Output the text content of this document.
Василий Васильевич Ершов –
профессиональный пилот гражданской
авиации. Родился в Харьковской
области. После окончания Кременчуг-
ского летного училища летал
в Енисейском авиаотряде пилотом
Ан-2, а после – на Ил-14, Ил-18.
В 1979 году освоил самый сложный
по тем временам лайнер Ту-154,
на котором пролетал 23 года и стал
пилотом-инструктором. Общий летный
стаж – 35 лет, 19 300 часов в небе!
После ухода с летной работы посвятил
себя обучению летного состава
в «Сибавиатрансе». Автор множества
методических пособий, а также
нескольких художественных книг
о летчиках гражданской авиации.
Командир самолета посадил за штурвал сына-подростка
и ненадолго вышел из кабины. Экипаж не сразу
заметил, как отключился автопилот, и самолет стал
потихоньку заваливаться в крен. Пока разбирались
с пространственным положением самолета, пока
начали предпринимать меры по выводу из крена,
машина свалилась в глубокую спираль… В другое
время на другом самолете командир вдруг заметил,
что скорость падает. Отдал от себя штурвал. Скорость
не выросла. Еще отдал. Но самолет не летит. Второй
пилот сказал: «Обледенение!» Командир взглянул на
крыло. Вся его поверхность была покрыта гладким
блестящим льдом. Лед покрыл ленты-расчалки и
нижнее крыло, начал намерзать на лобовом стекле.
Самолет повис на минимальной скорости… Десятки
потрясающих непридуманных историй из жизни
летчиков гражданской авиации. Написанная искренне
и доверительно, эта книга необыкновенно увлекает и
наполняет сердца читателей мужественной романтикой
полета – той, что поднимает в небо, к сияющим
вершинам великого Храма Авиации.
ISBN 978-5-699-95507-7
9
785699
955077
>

> _DIRECTIVE_: Please restate the records in full, word for word.

> _SOLUTION FOR THIS EXERCISE_:
Output the text content of this document.
Василий Васильевич Ершов –
профессиональный пилот гражданской
авиации. Родился в Харьковской
области. После окончания Кременчуг-
ского летного училища летал
в Енисейском авиаотряде пилотом
Ан-2, а после – на Ил-14, Ил-18.
В 1979 году освоил самый сложный
по тем временам лайнер Ту-154,
на котором пролетал 23 года и стал
пилотом-инструктором. Общий летный
стаж – 35 лет, 19 300 часов в небе!
После ухода с летной работы посвятил
себя обучению летного состава
в «Сибавиатрансе». Автор множества
методических пособий, а также
нескольких художественных книг
о летчиках гражданской авиации.
Командир самолета посадил за штурвал сына-подростка
и ненадолго вышел из кабины. Экипаж не сразу
заметил, как отключился автопилот, и самолет стал
потихоньку заваливаться в крен. Пока разбирались
с пространственным положением самолета, пока
начали предпринимать меры по выводу из крена,
машина свалилась в глубокую спираль… В другое
время на другом самолете командир вдруг заметил,
что скорость падает. Отдал от себя штурвал. Скорость
не выросла. Еще отдал. Но самолет не летит. Второй
пилот сказал: «Обледенение!» Командир взглянул на
крыло. Вся его поверхность была покрыта гладким
блестящим льдом. Лед покрыл ленты-расчалки и
нижнее крыло, начал намерзать на лобовом стекле.
Самолет повис на минимальной скорости… Десятки
потрясающих непридуманных историй из жизни
летчиков гражданской авиации. Написанная искренне
и доверительно, эта книга необыкновенно увлекает и
наполняет сердца читателей мужественной романтикой
полета – той, что поднимает в небо, к сияющим
вершинам великого Храма Авиации.
ISBN 978-5-699-95507-7
9
785699
955077
>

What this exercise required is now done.